Write out the whole listing exactly as it stands.

- **DATA SUPPLIED**
'''

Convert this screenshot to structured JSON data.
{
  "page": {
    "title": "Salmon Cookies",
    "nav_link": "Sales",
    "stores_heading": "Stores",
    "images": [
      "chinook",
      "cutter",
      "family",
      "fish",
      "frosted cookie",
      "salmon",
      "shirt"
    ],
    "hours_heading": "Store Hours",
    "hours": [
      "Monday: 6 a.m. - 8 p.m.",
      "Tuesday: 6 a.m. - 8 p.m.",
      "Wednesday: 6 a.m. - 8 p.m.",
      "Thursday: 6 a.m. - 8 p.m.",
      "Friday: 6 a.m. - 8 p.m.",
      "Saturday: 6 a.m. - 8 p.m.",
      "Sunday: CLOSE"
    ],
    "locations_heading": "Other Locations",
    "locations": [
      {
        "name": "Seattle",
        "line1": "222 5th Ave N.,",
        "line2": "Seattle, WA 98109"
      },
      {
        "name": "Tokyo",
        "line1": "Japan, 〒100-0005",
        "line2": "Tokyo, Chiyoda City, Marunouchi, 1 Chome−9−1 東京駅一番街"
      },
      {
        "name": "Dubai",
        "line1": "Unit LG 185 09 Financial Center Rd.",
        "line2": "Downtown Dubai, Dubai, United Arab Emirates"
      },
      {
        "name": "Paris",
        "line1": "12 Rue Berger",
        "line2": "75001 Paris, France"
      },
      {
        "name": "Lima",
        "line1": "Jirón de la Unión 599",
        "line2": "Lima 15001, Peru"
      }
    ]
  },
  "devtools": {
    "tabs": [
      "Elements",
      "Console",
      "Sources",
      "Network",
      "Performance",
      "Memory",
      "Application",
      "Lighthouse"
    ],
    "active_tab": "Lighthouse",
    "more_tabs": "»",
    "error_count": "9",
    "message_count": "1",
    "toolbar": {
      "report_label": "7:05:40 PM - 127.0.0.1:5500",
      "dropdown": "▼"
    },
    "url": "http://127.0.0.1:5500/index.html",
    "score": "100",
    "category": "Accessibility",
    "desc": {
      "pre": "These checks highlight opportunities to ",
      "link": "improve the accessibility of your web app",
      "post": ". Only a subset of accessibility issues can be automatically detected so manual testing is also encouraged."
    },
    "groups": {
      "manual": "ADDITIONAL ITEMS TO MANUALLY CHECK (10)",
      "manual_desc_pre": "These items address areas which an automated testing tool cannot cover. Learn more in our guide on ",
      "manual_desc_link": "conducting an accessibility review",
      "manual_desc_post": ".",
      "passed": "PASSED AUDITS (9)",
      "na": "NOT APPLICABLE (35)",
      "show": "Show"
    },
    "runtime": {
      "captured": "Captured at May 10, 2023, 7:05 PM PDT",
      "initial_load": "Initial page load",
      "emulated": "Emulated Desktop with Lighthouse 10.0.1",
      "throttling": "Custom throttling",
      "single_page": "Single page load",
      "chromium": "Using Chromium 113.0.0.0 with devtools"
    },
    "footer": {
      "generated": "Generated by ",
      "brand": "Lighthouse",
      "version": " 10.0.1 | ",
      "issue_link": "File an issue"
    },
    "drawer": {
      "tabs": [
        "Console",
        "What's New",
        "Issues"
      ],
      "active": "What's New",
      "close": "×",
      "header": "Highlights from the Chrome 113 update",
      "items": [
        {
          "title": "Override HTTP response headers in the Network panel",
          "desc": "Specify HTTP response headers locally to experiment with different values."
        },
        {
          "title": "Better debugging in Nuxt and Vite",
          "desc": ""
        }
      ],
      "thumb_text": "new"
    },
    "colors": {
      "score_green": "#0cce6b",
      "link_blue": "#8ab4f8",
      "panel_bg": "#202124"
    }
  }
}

'''

- **WORKED SOLUTION**
Convert this screenshot to structured JSON data.
{
  "page": {
    "title": "Salmon Cookies",
    "nav_link": "Sales",
    "stores_heading": "Stores",
    "images": [
      "chinook",
      "cutter",
      "family",
      "fish",
      "frosted cookie",
      "salmon",
      "shirt"
    ],
    "hours_heading": "Store Hours",
    "hours": [
      "Monday: 6 a.m. - 8 p.m.",
      "Tuesday: 6 a.m. - 8 p.m.",
      "Wednesday: 6 a.m. - 8 p.m.",
      "Thursday: 6 a.m. - 8 p.m.",
      "Friday: 6 a.m. - 8 p.m.",
      "Saturday: 6 a.m. - 8 p.m.",
      "Sunday: CLOSE"
    ],
    "locations_heading": "Other Locations",
    "locations": [
      {
        "name": "Seattle",
        "line1": "222 5th Ave N.,",
        "line2": "Seattle, WA 98109"
      },
      {
        "name": "Tokyo",
        "line1": "Japan, 〒100-0005",
        "line2": "Tokyo, Chiyoda City, Marunouchi, 1 Chome−9−1 東京駅一番街"
      },
      {
        "name": "Dubai",
        "line1": "Unit LG 185 09 Financial Center Rd.",
        "line2": "Downtown Dubai, Dubai, United Arab Emirates"
      },
      {
        "name": "Paris",
        "line1": "12 Rue Berger",
        "line2": "75001 Paris, France"
      },
      {
        "name": "Lima",
        "line1": "Jirón de la Unión 599",
        "line2": "Lima 15001, Peru"
      }
    ]
  },
  "devtools": {
    "tabs": [
      "Elements",
      "Console",
      "Sources",
      "Network",
      "Performance",
      "Memory",
      "Application",
      "Lighthouse"
    ],
    "active_tab": "Lighthouse",
    "more_tabs": "»",
    "error_count": "9",
    "message_count": "1",
    "toolbar": {
      "report_label": "7:05:40 PM - 127.0.0.1:5500",
      "dropdown": "▼"
    },
    "url": "http://127.0.0.1:5500/index.html",
    "score": "100",
    "category": "Accessibility",
    "desc": {
      "pre": "These checks highlight opportunities to ",
      "link": "improve the accessibility of your web app",
      "post": ". Only a subset of accessibility issues can be automatically detected so manual testing is also encouraged."
    },
    "groups": {
      "manual": "ADDITIONAL ITEMS TO MANUALLY CHECK (10)",
      "manual_desc_pre": "These items address areas which an automated testing tool cannot cover. Learn more in our guide on ",
      "manual_desc_link": "conducting an accessibility review",
      "manual_desc_post": ".",
      "passed": "PASSED AUDITS (9)",
      "na": "NOT APPLICABLE (35)",
      "show": "Show"
    },
    "runtime": {
      "captured": "Captured at May 10, 2023, 7:05 PM PDT",
      "initial_load": "Initial page load",
      "emulated": "Emulated Desktop with Lighthouse 10.0.1",
      "throttling": "Custom throttling",
      "single_page": "Single page load",
      "chromium": "Using Chromium 113.0.0.0 with devtools"
    },
    "footer": {
      "generated": "Generated by ",
      "brand": "Lighthouse",
      "version": " 10.0.1 | ",
      "issue_link": "File an issue"
    },
    "drawer": {
      "tabs": [
        "Console",
        "What's New",
        "Issues"
      ],
      "active": "What's New",
      "close": "×",
      "header": "Highlights from the Chrome 113 update",
      "items": [
        {
          "title": "Override HTTP response headers in the Network panel",
          "desc": "Specify HTTP response headers locally to experiment with different values."
        },
        {
          "title": "Better debugging in Nuxt and Vite",
          "desc": ""
        }
      ],
      "thumb_text": "new"
    },
    "colors": {
      "score_green": "#0cce6b",
      "link_blue": "#8ab4f8",
      "panel_bg": "#202124"
    }
  }
}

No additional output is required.